## WORKING DATA
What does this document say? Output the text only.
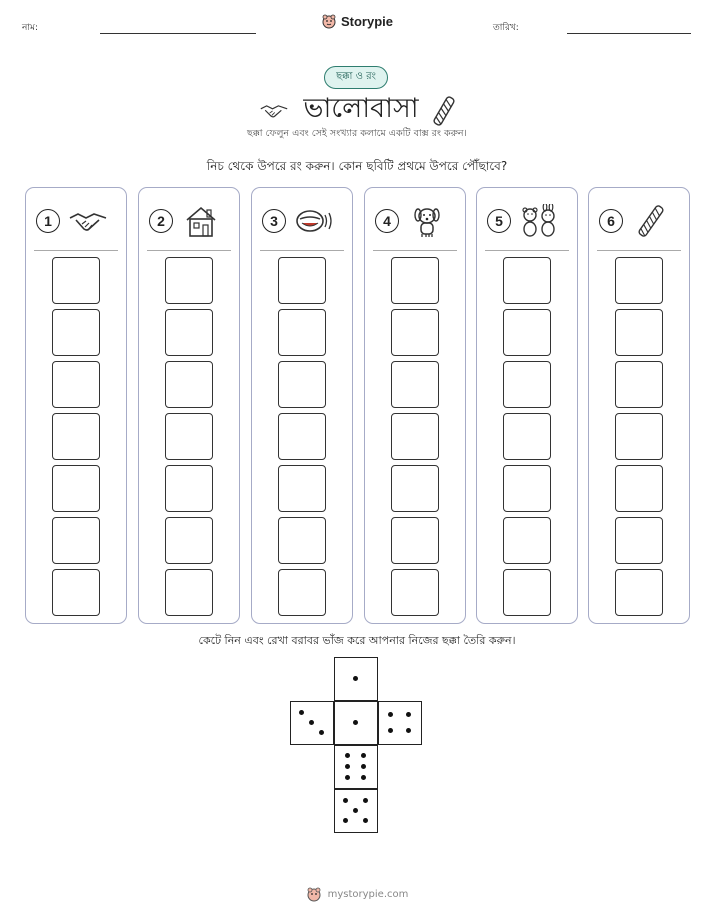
নাম:	Storypie	তারিখ:
ছক্কা ও রং
ভালোবাসা
ছক্কা ফেলুন এবং সেই সংখ্যার কলামে একটি বাক্স রং করুন।
নিচ থেকে উপরে রং করুন। কোন ছবিটি প্রথমে উপরে পৌঁছাবে?
1	2	3	4	5	6
কেটে নিন এবং রেখা বরাবর ভাঁজ করে আপনার নিজের ছক্কা তৈরি করুন।
mystorypie.com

## PROBLEM TO SOLVE
Exclude the pictures and transcribe all of the entries exactly.

## TASK RESULT
What does this document say? Output the text only.
নাম:	Storypie	তারিখ:
ছক্কা ও রং
ভালোবাসা
ছক্কা ফেলুন এবং সেই সংখ্যার কলামে একটি বাক্স রং করুন।
নিচ থেকে উপরে রং করুন। কোন ছবিটি প্রথমে উপরে পৌঁছাবে?
1	2	3	4	5	6
কেটে নিন এবং রেখা বরাবর ভাঁজ করে আপনার নিজের ছক্কা তৈরি করুন।
mystorypie.com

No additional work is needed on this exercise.